[Collection entries]

>> start

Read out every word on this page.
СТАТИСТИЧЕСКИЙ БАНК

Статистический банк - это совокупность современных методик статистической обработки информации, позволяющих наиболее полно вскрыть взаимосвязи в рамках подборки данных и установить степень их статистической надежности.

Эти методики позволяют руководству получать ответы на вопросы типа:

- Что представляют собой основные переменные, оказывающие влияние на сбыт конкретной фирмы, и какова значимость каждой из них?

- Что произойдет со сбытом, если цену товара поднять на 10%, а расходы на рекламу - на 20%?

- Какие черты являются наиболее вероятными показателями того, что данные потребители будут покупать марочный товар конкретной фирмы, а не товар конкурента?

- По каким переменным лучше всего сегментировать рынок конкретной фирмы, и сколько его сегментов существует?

>> end

**STATED PROBLEM**
Copy out the full listing exactly.

**OUTPUT OF THE TASK**
Read out every word on this page.
СТАТИСТИЧЕСКИЙ БАНК

Статистический банк - это совокупность современных методик статистической обработки информации, позволяющих наиболее полно вскрыть взаимосвязи в рамках подборки данных и установить степень их статистической надежности.

Эти методики позволяют руководству получать ответы на вопросы типа:

- Что представляют собой основные переменные, оказывающие влияние на сбыт конкретной фирмы, и какова значимость каждой из них?

- Что произойдет со сбытом, если цену товара поднять на 10%, а расходы на рекламу - на 20%?

- Какие черты являются наиболее вероятными показателями того, что данные потребители будут покупать марочный товар конкретной фирмы, а не товар конкурента?

- По каким переменным лучше всего сегментировать рынок конкретной фирмы, и сколько его сегментов существует?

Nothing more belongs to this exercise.